◆ **THE INPUT**:
====
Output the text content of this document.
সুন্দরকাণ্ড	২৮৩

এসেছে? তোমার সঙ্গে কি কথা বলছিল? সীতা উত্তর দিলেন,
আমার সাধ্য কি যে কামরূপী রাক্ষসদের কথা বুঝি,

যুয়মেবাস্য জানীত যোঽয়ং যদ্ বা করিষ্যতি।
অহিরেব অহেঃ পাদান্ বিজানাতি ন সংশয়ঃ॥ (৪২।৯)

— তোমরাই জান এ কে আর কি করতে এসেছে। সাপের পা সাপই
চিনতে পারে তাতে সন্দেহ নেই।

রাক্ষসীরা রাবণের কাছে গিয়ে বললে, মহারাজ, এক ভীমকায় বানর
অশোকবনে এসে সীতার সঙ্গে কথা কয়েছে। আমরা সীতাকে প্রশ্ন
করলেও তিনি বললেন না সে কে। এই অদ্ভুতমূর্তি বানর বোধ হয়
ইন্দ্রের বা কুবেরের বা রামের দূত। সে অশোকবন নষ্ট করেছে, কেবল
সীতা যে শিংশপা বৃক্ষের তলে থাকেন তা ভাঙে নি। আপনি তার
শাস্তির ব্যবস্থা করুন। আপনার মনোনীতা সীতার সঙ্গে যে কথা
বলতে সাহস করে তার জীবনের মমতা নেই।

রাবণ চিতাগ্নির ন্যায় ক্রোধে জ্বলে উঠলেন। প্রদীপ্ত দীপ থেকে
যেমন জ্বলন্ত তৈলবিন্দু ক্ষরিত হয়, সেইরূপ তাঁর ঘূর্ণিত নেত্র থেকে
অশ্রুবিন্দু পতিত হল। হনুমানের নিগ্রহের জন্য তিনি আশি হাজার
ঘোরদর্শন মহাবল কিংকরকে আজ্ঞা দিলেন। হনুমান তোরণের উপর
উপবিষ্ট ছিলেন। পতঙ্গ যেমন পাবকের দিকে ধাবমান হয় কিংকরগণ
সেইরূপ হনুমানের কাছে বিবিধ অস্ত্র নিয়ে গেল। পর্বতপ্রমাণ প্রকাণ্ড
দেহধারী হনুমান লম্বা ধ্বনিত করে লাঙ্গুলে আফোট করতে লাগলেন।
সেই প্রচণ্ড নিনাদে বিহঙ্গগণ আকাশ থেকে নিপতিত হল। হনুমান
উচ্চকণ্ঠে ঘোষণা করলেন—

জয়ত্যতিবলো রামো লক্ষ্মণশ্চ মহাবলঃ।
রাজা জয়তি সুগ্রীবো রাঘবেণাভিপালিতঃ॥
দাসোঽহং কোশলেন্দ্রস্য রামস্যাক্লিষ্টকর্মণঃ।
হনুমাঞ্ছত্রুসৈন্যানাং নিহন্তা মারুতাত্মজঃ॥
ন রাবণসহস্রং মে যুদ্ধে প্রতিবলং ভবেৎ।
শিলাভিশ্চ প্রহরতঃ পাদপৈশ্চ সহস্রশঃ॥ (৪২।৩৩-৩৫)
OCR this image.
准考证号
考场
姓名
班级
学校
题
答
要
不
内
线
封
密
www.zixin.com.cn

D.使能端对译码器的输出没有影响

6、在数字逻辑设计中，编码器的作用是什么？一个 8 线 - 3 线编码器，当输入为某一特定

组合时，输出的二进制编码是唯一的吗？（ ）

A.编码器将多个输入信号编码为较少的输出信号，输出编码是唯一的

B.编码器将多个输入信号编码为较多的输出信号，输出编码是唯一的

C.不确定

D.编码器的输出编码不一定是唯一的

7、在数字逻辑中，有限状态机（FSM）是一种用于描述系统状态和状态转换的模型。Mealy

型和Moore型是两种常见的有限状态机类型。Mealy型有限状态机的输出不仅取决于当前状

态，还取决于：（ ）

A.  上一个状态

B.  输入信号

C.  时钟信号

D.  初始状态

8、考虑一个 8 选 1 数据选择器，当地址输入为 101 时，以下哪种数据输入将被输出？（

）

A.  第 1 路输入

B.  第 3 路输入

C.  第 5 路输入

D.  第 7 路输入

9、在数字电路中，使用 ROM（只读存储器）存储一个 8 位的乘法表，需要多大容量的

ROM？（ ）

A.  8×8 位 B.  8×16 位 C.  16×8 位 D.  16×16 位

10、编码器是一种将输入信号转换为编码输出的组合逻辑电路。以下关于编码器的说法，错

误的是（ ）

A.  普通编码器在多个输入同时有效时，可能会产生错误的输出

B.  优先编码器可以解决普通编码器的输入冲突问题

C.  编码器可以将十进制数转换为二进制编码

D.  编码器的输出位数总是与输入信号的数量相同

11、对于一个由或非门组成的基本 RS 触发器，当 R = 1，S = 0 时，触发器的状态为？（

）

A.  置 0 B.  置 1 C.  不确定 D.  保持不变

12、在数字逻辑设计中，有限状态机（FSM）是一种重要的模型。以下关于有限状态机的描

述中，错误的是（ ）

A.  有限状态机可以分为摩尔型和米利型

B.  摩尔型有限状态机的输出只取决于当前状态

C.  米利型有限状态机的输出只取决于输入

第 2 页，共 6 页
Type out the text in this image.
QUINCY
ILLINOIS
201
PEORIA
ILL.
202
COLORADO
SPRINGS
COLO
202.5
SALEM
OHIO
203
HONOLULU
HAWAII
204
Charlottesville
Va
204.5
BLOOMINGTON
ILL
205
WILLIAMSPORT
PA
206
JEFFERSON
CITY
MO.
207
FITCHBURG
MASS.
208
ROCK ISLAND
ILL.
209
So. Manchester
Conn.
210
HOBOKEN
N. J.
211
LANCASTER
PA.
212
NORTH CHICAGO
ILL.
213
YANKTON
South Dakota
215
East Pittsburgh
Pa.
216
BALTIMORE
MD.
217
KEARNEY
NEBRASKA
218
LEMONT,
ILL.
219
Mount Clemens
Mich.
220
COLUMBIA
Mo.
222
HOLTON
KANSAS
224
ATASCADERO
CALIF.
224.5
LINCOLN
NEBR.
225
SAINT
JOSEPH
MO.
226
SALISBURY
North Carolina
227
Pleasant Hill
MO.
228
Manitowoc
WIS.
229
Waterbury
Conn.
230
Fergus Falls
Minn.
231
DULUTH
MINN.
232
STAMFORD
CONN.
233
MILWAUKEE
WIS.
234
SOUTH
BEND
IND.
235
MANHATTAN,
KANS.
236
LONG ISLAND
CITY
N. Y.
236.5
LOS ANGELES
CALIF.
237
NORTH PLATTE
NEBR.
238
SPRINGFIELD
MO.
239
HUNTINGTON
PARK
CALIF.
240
====
◆ **DIRECTION**: Copy out each line of the listing that holds "在数字逻辑设计中".

◆ **COMPLETE ANSWER**:
6、在数字逻辑设计中，编码器的作用是什么？一个 8 线 - 3 线编码器，当输入为某一特定
12、在数字逻辑设计中，有限状态机（FSM）是一种重要的模型。以下关于有限状态机的描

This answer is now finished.